==== Data to use ====

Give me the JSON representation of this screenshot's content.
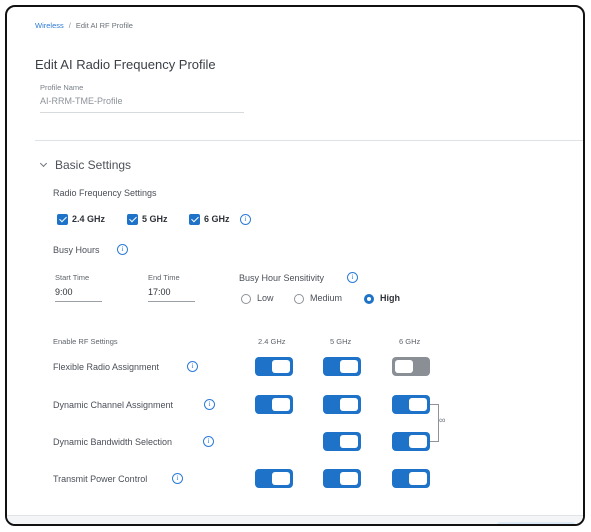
{
  "breadcrumb": {
    "parent": "Wireless",
    "separator": "/",
    "current": "Edit AI RF Profile"
  },
  "page": {
    "title": "Edit AI Radio Frequency Profile"
  },
  "profile": {
    "name_label": "Profile Name",
    "name_value": "AI-RRM-TME-Profile"
  },
  "basic_settings": {
    "title": "Basic Settings",
    "rf_settings_label": "Radio Frequency Settings",
    "bands": [
      {
        "label": "2.4 GHz",
        "checked": true
      },
      {
        "label": "5 GHz",
        "checked": true
      },
      {
        "label": "6 GHz",
        "checked": true
      }
    ],
    "info_glyph": "i",
    "busy_hours": {
      "label": "Busy Hours",
      "start_label": "Start Time",
      "start_value": "9:00",
      "end_label": "End Time",
      "end_value": "17:00",
      "sensitivity_label": "Busy Hour Sensitivity",
      "options": [
        "Low",
        "Medium",
        "High"
      ],
      "selected": "High"
    },
    "enable_rf": {
      "label": "Enable RF Settings",
      "columns": [
        "2.4 GHz",
        "5 GHz",
        "6 GHz"
      ],
      "rows": [
        {
          "label": "Flexible Radio Assignment",
          "toggles": [
            true,
            true,
            false
          ]
        },
        {
          "label": "Dynamic Channel Assignment",
          "toggles": [
            true,
            true,
            true
          ]
        },
        {
          "label": "Dynamic Bandwidth Selection",
          "toggles": [
            null,
            true,
            true
          ]
        },
        {
          "label": "Transmit Power Control",
          "toggles": [
            true,
            true,
            true
          ]
        }
      ]
    }
  },
  "colors": {
    "accent": "#1e73c9",
    "link": "#2d7bd6",
    "toggle_off": "#8a8f95"
  },
  "icons": {
    "info": "info-icon",
    "expand": "chevron-down-icon",
    "link": "link-icon"
  }
}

====

**Your task:** From the entries above, list each line with "title" in it.

**Problem solution:**
    "title": "Edit AI Radio Frequency Profile"
    "title": "Basic Settings",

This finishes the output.